**SUPPLIED MATERIAL:**
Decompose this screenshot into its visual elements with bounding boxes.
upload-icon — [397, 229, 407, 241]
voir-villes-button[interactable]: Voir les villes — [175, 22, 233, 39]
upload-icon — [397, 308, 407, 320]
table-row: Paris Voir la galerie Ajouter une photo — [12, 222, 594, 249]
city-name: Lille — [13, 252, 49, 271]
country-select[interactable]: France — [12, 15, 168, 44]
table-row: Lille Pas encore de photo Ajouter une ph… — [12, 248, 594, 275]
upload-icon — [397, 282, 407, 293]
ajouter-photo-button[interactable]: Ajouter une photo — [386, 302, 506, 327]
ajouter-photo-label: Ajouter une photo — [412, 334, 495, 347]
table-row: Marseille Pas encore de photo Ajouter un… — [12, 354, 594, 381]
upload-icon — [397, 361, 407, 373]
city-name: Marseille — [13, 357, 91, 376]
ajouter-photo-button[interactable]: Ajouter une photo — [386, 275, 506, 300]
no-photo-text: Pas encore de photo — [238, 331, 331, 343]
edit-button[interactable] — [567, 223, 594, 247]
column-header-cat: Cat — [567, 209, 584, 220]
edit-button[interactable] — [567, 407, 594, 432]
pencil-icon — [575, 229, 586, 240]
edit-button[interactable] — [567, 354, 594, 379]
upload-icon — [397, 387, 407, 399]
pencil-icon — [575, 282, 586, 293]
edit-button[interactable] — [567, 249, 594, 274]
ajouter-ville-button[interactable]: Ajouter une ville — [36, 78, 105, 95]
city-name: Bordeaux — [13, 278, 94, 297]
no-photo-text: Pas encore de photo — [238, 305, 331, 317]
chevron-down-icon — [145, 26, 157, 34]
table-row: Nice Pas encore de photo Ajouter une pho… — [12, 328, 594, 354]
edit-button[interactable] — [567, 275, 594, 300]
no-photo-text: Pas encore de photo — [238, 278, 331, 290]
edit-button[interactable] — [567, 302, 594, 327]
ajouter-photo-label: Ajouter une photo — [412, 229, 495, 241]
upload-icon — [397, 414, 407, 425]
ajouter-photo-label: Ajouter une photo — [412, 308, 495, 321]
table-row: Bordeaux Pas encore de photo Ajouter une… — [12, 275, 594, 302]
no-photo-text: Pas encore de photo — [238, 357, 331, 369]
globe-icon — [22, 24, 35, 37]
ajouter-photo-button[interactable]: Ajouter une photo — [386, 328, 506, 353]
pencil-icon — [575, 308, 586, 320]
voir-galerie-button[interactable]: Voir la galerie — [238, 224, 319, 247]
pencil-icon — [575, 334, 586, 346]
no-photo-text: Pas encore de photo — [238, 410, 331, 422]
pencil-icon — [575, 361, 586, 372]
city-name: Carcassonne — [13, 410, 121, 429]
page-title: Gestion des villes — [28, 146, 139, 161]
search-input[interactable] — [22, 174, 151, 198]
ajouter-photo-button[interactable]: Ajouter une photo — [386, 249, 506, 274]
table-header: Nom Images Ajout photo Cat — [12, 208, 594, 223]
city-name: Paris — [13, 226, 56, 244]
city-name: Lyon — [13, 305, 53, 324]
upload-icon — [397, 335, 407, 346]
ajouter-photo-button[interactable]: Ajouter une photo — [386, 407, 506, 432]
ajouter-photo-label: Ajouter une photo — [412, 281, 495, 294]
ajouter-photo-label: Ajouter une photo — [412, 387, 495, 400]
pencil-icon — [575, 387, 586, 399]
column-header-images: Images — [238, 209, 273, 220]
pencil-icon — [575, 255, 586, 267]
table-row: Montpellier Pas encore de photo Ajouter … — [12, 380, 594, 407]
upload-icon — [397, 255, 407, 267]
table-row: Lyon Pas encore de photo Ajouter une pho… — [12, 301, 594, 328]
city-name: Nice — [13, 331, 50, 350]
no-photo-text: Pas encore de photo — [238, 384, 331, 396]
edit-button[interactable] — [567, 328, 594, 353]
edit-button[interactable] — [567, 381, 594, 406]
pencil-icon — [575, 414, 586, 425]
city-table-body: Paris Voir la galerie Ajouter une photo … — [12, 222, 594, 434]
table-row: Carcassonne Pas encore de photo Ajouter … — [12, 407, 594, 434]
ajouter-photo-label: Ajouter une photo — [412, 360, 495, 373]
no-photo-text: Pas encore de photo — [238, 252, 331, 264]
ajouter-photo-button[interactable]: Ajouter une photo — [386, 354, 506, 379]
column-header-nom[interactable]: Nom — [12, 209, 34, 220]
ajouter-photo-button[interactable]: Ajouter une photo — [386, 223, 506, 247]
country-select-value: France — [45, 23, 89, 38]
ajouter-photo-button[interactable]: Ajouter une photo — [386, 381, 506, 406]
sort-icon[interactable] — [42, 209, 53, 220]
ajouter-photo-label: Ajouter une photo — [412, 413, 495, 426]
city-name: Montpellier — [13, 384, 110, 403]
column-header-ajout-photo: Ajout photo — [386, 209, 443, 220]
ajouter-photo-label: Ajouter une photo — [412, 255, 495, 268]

* * *

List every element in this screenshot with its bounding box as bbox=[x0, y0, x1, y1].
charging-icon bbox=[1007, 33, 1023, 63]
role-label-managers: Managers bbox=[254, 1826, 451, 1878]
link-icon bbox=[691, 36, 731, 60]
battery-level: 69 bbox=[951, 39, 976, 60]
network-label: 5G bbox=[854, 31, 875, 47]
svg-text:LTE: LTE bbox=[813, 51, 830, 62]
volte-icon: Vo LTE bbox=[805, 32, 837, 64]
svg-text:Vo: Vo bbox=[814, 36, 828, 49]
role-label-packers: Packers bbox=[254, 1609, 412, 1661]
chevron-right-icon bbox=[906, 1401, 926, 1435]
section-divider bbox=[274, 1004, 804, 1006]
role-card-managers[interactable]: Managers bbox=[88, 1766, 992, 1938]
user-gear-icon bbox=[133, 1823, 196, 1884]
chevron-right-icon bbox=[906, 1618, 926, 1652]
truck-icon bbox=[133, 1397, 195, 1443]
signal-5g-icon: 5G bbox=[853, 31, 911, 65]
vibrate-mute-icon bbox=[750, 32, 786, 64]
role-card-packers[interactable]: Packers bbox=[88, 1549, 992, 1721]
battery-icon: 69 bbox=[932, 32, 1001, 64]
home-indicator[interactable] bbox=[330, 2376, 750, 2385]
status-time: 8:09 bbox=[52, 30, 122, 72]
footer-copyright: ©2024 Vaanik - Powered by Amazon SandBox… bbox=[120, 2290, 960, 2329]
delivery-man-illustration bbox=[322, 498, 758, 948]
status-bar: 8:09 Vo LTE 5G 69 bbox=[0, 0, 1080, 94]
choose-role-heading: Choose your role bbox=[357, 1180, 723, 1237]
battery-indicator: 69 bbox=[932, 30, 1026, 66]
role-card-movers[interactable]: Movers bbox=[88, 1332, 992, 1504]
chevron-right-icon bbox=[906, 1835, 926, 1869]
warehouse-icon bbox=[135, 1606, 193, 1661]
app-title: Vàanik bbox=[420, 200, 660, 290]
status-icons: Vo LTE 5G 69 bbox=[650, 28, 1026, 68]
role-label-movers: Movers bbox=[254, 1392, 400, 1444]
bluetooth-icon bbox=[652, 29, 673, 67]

**YOUR GOAL:** Update the material starting at the line that has "Decompose this screenshot" and stopping after the line that has "edit-button[interactable] — [567, 275, 594, 300]", changing "Pas encore de photo" to "Aucune photo" and keeping everything else the same. Give back only those lines.

**COMPLETE RESPONSE:**
Decompose this screenshot into its visual elements with bounding boxes.
upload-icon — [397, 229, 407, 241]
voir-villes-button[interactable]: Voir les villes — [175, 22, 233, 39]
upload-icon — [397, 308, 407, 320]
table-row: Paris Voir la galerie Ajouter une photo — [12, 222, 594, 249]
city-name: Lille — [13, 252, 49, 271]
country-select[interactable]: France — [12, 15, 168, 44]
table-row: Lille Aucune photo Ajouter une ph… — [12, 248, 594, 275]
upload-icon — [397, 282, 407, 293]
ajouter-photo-button[interactable]: Ajouter une photo — [386, 302, 506, 327]
ajouter-photo-label: Ajouter une photo — [412, 334, 495, 347]
table-row: Marseille Aucune photo Ajouter un… — [12, 354, 594, 381]
upload-icon — [397, 361, 407, 373]
city-name: Marseille — [13, 357, 91, 376]
ajouter-photo-button[interactable]: Ajouter une photo — [386, 275, 506, 300]
no-photo-text: Aucune photo — [238, 331, 331, 343]
edit-button[interactable] — [567, 223, 594, 247]
column-header-cat: Cat — [567, 209, 584, 220]
edit-button[interactable] — [567, 407, 594, 432]
pencil-icon — [575, 229, 586, 240]
edit-button[interactable] — [567, 354, 594, 379]
upload-icon — [397, 387, 407, 399]
pencil-icon — [575, 282, 586, 293]
edit-button[interactable] — [567, 249, 594, 274]
ajouter-ville-button[interactable]: Ajouter une ville — [36, 78, 105, 95]
city-name: Bordeaux — [13, 278, 94, 297]
no-photo-text: Aucune photo — [238, 305, 331, 317]
chevron-down-icon — [145, 26, 157, 34]
table-row: Nice Aucune photo Ajouter une pho… — [12, 328, 594, 354]
edit-button[interactable] — [567, 275, 594, 300]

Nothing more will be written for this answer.